Lined rectangular duct with water-based adhesive

Just like duct sealants, water-based duct liner adhesives and edge coatings cure by evaporating water and can create similar issues. And like duct sealants, there are ways to reduce trapped moisture issues:

Use the correct amount of adhesive. This is one of the most common mistakes sheet metal shops make.  If a shop is experiencing adhesive running down the inside of lined duct or experiencing white rust while nesting L shaped rectangular, the shop is almost certainly applying too much adhesive.  Water-based duct liner adhesives, especially quality adhesives, require a light coating of adhesive on the metal.  Less adhesive means less water to evaporate.

Use forced air and plan ahead. Apply early and load late, just like water-based duct sealing.

Use a quality adhesive that is water resistant. Many adhesives will reactivate after curing when exposed to water, i.e. condensation.  The contractor runs the risk of losing adhesions should the duct liner adhesive get watered down by condensation.  A loss of adhesion will risk a contractor’s ability to comply with SMACNA’s requirement of duct liner adhering to 90% of the surface.  Fully curing adhesive on bare metal and exposing to water is the simplest and best way to determine water resistance.     

The use of plastic wrap has increased dramatically and is continuing to increase.  The awareness and demand for indoor air quality makes it almost certain covering duct ends will be with our industry well into the future.   Incorporating these shop strategies into the manufacturing process will lessen and, in some cases, eliminate most trapped moisture related problems.

(Bounding box prediction data)
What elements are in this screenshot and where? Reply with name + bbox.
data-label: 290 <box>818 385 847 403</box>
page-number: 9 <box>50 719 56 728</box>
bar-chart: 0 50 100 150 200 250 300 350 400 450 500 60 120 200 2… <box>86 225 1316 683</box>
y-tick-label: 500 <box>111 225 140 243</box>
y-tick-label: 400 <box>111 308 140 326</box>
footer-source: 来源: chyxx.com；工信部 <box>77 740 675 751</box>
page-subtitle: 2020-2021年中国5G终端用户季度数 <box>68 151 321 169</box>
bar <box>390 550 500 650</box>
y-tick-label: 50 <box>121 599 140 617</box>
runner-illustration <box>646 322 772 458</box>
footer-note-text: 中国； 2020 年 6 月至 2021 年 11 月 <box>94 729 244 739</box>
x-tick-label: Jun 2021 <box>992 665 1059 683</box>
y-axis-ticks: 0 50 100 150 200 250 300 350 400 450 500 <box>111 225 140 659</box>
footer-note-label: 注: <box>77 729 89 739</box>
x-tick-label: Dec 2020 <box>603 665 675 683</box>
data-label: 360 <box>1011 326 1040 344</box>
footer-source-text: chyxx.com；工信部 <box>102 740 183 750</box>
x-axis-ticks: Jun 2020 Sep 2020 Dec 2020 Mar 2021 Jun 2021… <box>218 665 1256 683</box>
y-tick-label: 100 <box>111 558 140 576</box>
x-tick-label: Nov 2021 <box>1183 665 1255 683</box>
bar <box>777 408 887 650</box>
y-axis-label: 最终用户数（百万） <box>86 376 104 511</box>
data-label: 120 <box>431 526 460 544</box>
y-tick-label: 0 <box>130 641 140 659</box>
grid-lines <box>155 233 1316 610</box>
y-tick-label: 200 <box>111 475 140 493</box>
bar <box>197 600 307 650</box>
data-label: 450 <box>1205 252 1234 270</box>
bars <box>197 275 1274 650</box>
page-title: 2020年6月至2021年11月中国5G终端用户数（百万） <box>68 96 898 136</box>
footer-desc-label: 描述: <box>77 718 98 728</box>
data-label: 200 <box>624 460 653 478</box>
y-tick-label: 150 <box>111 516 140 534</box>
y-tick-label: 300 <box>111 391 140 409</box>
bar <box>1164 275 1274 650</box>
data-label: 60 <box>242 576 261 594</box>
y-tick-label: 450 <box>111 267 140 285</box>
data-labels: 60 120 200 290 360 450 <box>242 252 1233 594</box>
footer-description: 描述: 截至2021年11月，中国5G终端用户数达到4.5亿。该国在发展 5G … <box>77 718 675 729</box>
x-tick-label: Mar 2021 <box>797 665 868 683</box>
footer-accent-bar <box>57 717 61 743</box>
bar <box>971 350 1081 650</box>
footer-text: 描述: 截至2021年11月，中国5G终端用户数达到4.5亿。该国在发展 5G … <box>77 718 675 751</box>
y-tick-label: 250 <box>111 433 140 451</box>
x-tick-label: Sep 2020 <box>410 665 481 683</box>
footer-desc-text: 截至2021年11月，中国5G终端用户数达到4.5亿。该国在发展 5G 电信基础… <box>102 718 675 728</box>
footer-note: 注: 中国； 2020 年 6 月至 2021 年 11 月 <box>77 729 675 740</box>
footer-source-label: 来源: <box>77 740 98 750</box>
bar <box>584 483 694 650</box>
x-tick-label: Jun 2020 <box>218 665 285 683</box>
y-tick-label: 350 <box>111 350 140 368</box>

» WHAT TO WORK ON
• a. Based on the duct liner adhesive text, does each statement agree with it? (i) Water-based duct liner adhesives cure by evaporating water. (ii) Quality water-based duct liner adhesives need a heavy coating on the metal. (iii) SMACNA requires duct liner to adhere to 90% of the surface. For each, answer yes or no and quote the words that decide it.
• b. Rewrite the duct liner adhesive text from "Use a quality" to "determine water resistance.", putting "humidity" in place of "condensation".
• c. Carry on the duct liner adhesive text from where it stops.

» RESPONSES TO THE EXERCISE
• a.
(i) Yes: "water-based duct liner adhesives and edge coatings cure by evaporating water"
(ii) No: "require a light coating of adhesive on the metal"
(iii) Yes: "SMACNA’s requirement of duct liner adhering to 90% of the surface"

• b.
Use a quality adhesive that is water resistant. Many adhesives will reactivate after curing when exposed to water, i.e. humidity.  The contractor runs the risk of losing adhesions should the duct liner adhesive get watered down by humidity.  A loss of adhesion will risk a contractor’s ability to comply with SMACNA’s requirement of duct liner adhering to 90% of the surface.  Fully curing adhesive on bare metal and exposing to water is the simplest and best way to determine water resistance.

• c.
Notes from NADCA

National Air Duct Cleaners Association president and chairman of the board, Richard Lantz, ASCS, CVI, clears the air on some frequently asked questions about duct cleaning standards. On sealing air leaks … According to the NADCA Standard, Section 4, Cleaning & Restoration Procedures, “assessment, cleaning and restoration of HVAC System Components does not include the sealing of air leaks within duct systems or HVAC equipment.”

Richard Lantz

On cleaning completely sealed HVAC systems … The HVAC system is the building’s respiratory system and continually circulates airborne particulates from the occupied space through the HVAC system. Even with filtration, contaminants will pass through the filters and build up over time and require cleaning to maintain cleanliness and performance.

On the use of chemical cleaning agents in HVAC systems … The application of chemicals in an air conveyance system is acceptable only when the product is legally approved for the application for which it will be used. At this time, the EPA has not accepted any disinfectant, sanitizer or fungicidal products for use in the ductwork of HVAC systems. However, some of these products are accepted for use in other parts of HVAC systems.

It is a violation of federal law to use a product in a manner inconsistent with its labeling. That is why we advise our members to reference the white paper and to not to apply disinfectant, sanitizer or other antimicrobial products to treat HVAC systems if such products do not include specific directions for HVAC use on the product label. EPA-registered pesticides must be used in compliance with the product’s EPA-accepted label.

On ozone applications in HVAC Systems … Contractors that treat with ozone must assure that applications do not occur in buildings that are inhabited or occupied (humans, pets, etc.) and that the treated areas are well ventilated prior to re-entry.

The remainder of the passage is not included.